● **WHAT TO PRODUCE**:
Reproduce all of the material exactly as shown.

● **Dataset items**:
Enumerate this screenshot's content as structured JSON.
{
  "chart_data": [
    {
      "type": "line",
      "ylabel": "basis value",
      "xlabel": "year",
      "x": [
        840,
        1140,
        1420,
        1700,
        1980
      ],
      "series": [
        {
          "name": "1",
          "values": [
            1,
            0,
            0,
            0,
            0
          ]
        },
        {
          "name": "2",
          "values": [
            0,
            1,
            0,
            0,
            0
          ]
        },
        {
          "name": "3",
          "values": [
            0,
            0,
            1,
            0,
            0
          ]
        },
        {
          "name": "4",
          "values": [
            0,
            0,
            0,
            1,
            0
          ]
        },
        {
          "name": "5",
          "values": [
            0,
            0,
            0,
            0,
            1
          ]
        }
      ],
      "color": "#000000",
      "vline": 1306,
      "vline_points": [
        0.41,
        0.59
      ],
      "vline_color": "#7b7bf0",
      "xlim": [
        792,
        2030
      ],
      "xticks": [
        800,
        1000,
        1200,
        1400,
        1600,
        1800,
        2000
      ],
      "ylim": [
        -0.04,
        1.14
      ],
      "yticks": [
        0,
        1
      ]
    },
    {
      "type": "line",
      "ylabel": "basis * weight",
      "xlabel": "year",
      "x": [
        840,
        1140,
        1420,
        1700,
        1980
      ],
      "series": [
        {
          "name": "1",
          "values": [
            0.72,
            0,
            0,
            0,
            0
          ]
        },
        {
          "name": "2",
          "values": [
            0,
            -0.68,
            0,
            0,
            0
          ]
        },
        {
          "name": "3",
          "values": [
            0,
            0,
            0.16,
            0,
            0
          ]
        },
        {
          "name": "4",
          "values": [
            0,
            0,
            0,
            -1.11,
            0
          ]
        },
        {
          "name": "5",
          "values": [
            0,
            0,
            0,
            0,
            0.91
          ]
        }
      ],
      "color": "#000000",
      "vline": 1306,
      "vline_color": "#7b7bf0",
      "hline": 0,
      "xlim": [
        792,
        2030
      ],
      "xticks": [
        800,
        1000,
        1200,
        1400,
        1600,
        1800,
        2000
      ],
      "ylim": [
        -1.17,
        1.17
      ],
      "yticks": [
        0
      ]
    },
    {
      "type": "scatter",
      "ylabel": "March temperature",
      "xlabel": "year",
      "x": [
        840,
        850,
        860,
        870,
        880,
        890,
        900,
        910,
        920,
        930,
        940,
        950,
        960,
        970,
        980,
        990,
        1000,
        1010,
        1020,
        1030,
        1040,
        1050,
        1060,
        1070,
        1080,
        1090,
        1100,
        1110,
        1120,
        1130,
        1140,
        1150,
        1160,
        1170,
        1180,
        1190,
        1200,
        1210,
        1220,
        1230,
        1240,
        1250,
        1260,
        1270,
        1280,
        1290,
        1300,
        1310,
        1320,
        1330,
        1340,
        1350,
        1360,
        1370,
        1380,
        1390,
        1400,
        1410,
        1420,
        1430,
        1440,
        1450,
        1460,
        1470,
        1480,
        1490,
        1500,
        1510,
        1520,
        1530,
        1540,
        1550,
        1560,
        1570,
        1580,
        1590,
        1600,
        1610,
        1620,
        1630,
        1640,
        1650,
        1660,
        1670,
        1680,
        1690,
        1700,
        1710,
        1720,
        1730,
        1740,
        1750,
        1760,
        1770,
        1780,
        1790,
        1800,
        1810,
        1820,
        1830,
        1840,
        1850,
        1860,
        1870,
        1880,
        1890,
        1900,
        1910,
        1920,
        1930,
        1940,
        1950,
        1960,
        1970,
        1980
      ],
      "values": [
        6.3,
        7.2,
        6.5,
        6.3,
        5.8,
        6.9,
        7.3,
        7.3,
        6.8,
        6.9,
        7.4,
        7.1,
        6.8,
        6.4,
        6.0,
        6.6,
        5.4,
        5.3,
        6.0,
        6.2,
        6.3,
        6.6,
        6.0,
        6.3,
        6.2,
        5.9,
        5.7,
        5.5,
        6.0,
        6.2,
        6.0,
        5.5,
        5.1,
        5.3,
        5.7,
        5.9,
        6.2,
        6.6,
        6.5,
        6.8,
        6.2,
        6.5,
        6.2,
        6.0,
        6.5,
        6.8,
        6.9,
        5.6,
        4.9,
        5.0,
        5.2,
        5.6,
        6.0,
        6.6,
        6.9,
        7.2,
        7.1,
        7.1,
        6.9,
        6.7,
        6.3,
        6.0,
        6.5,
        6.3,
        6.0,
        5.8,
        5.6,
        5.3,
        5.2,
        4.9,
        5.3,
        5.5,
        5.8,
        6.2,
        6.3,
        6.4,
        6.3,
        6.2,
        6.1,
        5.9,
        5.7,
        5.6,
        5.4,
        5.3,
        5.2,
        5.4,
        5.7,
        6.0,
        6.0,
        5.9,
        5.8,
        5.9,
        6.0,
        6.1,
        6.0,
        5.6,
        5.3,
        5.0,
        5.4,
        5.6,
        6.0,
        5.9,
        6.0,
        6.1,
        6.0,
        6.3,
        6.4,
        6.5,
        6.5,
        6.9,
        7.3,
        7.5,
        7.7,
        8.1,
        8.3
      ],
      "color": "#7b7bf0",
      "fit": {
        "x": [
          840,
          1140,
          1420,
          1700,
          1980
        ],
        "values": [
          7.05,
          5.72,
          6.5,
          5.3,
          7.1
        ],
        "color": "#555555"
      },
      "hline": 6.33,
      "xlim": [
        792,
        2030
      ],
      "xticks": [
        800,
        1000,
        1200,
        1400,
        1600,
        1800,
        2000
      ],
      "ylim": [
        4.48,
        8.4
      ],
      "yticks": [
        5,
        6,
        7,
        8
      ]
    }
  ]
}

● **RESULT FOR THIS TASK**:
Enumerate this screenshot's content as structured JSON.
{
  "chart_data": [
    {
      "type": "line",
      "ylabel": "basis value",
      "xlabel": "year",
      "x": [
        840,
        1140,
        1420,
        1700,
        1980
      ],
      "series": [
        {
          "name": "1",
          "values": [
            1,
            0,
            0,
            0,
            0
          ]
        },
        {
          "name": "2",
          "values": [
            0,
            1,
            0,
            0,
            0
          ]
        },
        {
          "name": "3",
          "values": [
            0,
            0,
            1,
            0,
            0
          ]
        },
        {
          "name": "4",
          "values": [
            0,
            0,
            0,
            1,
            0
          ]
        },
        {
          "name": "5",
          "values": [
            0,
            0,
            0,
            0,
            1
          ]
        }
      ],
      "color": "#000000",
      "vline": 1306,
      "vline_points": [
        0.41,
        0.59
      ],
      "vline_color": "#7b7bf0",
      "xlim": [
        792,
        2030
      ],
      "xticks": [
        800,
        1000,
        1200,
        1400,
        1600,
        1800,
        2000
      ],
      "ylim": [
        -0.04,
        1.14
      ],
      "yticks": [
        0,
        1
      ]
    },
    {
      "type": "line",
      "ylabel": "basis * weight",
      "xlabel": "year",
      "x": [
        840,
        1140,
        1420,
        1700,
        1980
      ],
      "series": [
        {
          "name": "1",
          "values": [
            0.72,
            0,
            0,
            0,
            0
          ]
        },
        {
          "name": "2",
          "values": [
            0,
            -0.68,
            0,
            0,
            0
          ]
        },
        {
          "name": "3",
          "values": [
            0,
            0,
            0.16,
            0,
            0
          ]
        },
        {
          "name": "4",
          "values": [
            0,
            0,
            0,
            -1.11,
            0
          ]
        },
        {
          "name": "5",
          "values": [
            0,
            0,
            0,
            0,
            0.91
          ]
        }
      ],
      "color": "#000000",
      "vline": 1306,
      "vline_color": "#7b7bf0",
      "hline": 0,
      "xlim": [
        792,
        2030
      ],
      "xticks": [
        800,
        1000,
        1200,
        1400,
        1600,
        1800,
        2000
      ],
      "ylim": [
        -1.17,
        1.17
      ],
      "yticks": [
        0
      ]
    },
    {
      "type": "scatter",
      "ylabel": "March temperature",
      "xlabel": "year",
      "x": [
        840,
        850,
        860,
        870,
        880,
        890,
        900,
        910,
        920,
        930,
        940,
        950,
        960,
        970,
        980,
        990,
        1000,
        1010,
        1020,
        1030,
        1040,
        1050,
        1060,
        1070,
        1080,
        1090,
        1100,
        1110,
        1120,
        1130,
        1140,
        1150,
        1160,
        1170,
        1180,
        1190,
        1200,
        1210,
        1220,
        1230,
        1240,
        1250,
        1260,
        1270,
        1280,
        1290,
        1300,
        1310,
        1320,
        1330,
        1340,
        1350,
        1360,
        1370,
        1380,
        1390,
        1400,
        1410,
        1420,
        1430,
        1440,
        1450,
        1460,
        1470,
        1480,
        1490,
        1500,
        1510,
        1520,
        1530,
        1540,
        1550,
        1560,
        1570,
        1580,
        1590,
        1600,
        1610,
        1620,
        1630,
        1640,
        1650,
        1660,
        1670,
        1680,
        1690,
        1700,
        1710,
        1720,
        1730,
        1740,
        1750,
        1760,
        1770,
        1780,
        1790,
        1800,
        1810,
        1820,
        1830,
        1840,
        1850,
        1860,
        1870,
        1880,
        1890,
        1900,
        1910,
        1920,
        1930,
        1940,
        1950,
        1960,
        1970,
        1980
      ],
      "values": [
        6.3,
        7.2,
        6.5,
        6.3,
        5.8,
        6.9,
        7.3,
        7.3,
        6.8,
        6.9,
        7.4,
        7.1,
        6.8,
        6.4,
        6.0,
        6.6,
        5.4,
        5.3,
        6.0,
        6.2,
        6.3,
        6.6,
        6.0,
        6.3,
        6.2,
        5.9,
        5.7,
        5.5,
        6.0,
        6.2,
        6.0,
        5.5,
        5.1,
        5.3,
        5.7,
        5.9,
        6.2,
        6.6,
        6.5,
        6.8,
        6.2,
        6.5,
        6.2,
        6.0,
        6.5,
        6.8,
        6.9,
        5.6,
        4.9,
        5.0,
        5.2,
        5.6,
        6.0,
        6.6,
        6.9,
        7.2,
        7.1,
        7.1,
        6.9,
        6.7,
        6.3,
        6.0,
        6.5,
        6.3,
        6.0,
        5.8,
        5.6,
        5.3,
        5.2,
        4.9,
        5.3,
        5.5,
        5.8,
        6.2,
        6.3,
        6.4,
        6.3,
        6.2,
        6.1,
        5.9,
        5.7,
        5.6,
        5.4,
        5.3,
        5.2,
        5.4,
        5.7,
        6.0,
        6.0,
        5.9,
        5.8,
        5.9,
        6.0,
        6.1,
        6.0,
        5.6,
        5.3,
        5.0,
        5.4,
        5.6,
        6.0,
        5.9,
        6.0,
        6.1,
        6.0,
        6.3,
        6.4,
        6.5,
        6.5,
        6.9,
        7.3,
        7.5,
        7.7,
        8.1,
        8.3
      ],
      "color": "#7b7bf0",
      "fit": {
        "x": [
          840,
          1140,
          1420,
          1700,
          1980
        ],
        "values": [
          7.05,
          5.72,
          6.5,
          5.3,
          7.1
        ],
        "color": "#555555"
      },
      "hline": 6.33,
      "xlim": [
        792,
        2030
      ],
      "xticks": [
        800,
        1000,
        1200,
        1400,
        1600,
        1800,
        2000
      ],
      "ylim": [
        4.48,
        8.4
      ],
      "yticks": [
        5,
        6,
        7,
        8
      ]
    }
  ]
}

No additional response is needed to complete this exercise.